(READING TEXT)

As we write, the Republic of South Africa is experiencing its worst power crisis as a result of corruption and mismanagement. A once, beacon of hope for the African continent, has regressed into a situation probably worse than during the time or apartheid. Poor housing, unemployment, crime, and insecurity are now the lot of South Africans. The dividend of freedom has become a mirage.
Equatorial Guinea with its oil wealth and less than a million people, has not improved the lot of the populace but only the family and cronies of President Teodore Obiang Nguema Mbasago who has spent over thirty years in power.
The story of Nigeria is a pathetic one. Once named the giant of Africa, a country with rich human and natural resources has been brought to the brink due to years of bad leadership. Economic woes, insecurity, civil wars, internal strife and conflicts, ethnic and religious cleansing, looting of public wealth, capital flight, lack of infrastructure and capacity development have become the hallmarks of Nigeria’s underdevelopment. The elasticity of corruption in Africa is like an unchained spirit.

(End READING TEXT)

**TASKS TO CARRY OUT:**
A - List the countries that the passage on corruption and bad leadership in Africa discusses.
B - Write the next part of the passage on corruption and bad leadership in Africa, picking up after its last sentence.

(DATA PROVIDED)

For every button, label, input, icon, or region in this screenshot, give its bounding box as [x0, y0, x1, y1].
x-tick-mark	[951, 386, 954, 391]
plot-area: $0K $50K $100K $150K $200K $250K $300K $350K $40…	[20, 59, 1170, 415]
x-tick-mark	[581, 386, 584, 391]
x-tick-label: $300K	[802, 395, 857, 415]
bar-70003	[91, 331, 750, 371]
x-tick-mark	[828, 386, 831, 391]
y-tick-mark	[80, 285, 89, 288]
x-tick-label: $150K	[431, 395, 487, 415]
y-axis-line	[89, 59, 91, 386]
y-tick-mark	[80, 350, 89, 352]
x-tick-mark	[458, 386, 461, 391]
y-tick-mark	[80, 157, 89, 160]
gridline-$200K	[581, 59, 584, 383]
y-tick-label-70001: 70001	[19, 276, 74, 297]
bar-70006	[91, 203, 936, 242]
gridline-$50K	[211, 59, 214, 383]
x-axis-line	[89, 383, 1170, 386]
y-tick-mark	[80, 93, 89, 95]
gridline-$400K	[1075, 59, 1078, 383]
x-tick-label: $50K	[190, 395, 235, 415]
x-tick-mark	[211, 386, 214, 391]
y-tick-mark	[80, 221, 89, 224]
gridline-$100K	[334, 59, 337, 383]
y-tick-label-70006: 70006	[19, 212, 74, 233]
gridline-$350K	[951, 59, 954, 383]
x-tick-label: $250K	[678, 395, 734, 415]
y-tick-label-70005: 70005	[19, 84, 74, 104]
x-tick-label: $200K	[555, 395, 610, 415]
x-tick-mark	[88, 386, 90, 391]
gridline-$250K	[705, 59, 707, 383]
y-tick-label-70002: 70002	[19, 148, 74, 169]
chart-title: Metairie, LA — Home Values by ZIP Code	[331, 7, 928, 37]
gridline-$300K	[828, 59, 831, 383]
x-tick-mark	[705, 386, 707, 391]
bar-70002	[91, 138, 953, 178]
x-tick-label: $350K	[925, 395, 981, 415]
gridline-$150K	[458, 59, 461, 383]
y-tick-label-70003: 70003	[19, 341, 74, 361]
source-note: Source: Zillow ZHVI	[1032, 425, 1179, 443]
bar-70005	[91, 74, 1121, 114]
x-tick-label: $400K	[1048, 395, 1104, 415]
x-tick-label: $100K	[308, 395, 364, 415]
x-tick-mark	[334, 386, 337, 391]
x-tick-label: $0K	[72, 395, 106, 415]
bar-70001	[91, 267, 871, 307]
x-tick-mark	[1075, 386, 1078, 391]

(End DATA PROVIDED)

**EXPECTED RESPONSES:**
A - Republic of South Africa, Equatorial Guinea, Nigeria

B -
Democratic regimes have not done much to expedite the cause of Africa’s transformation; rather, countries like Nigeria operate the most expensive yet wasteful democracies in the world. In many African countries the leadership is composed of crooked men and women who ought to be in jail. Frantz Fanon was right after all, chastising the African Middle Class in his epic piece, *‘Pitfalls of National Consciousness’*:
_“National consciousness, instead of being the all-embracing crystallization of the innermost hopes of the whole people, instead of being the immediate and most obvious result of the mobilization of the people, will be in any case only an empty shell, a crude and fragile travesty of what it might have been. . . . . the result of the intellectual laziness of the national middle class, of its spiritual penury, and of the profoundly cosmopolitan mould that its mind is set in. . . . an under-developed middle class. . . .We go on sending out raw materials; we go on being Europe’s small farmers who specialize in unfinished products. . . . . The national middle class discovers its historic mission: that of intermediary”._
What have the leaders done with our money? “Many Nigerian states receive revenue allocations which are larger than the budgets of neighboring countries such as Liberia, Gambia, and Benin. The top two recipients of state allocations –Akwa Ibom and Rivers –receive about half of the entire budget of Ghana.” – Okonjo Iweala.
The docility of Africans is legendary. It’s about time we started asking our leaders to account for their stewardship. A core function of leadership is to motivate, inspire and unify citizens around core values, set goals to be achieved, and point to the future state or condition to which a country aspires.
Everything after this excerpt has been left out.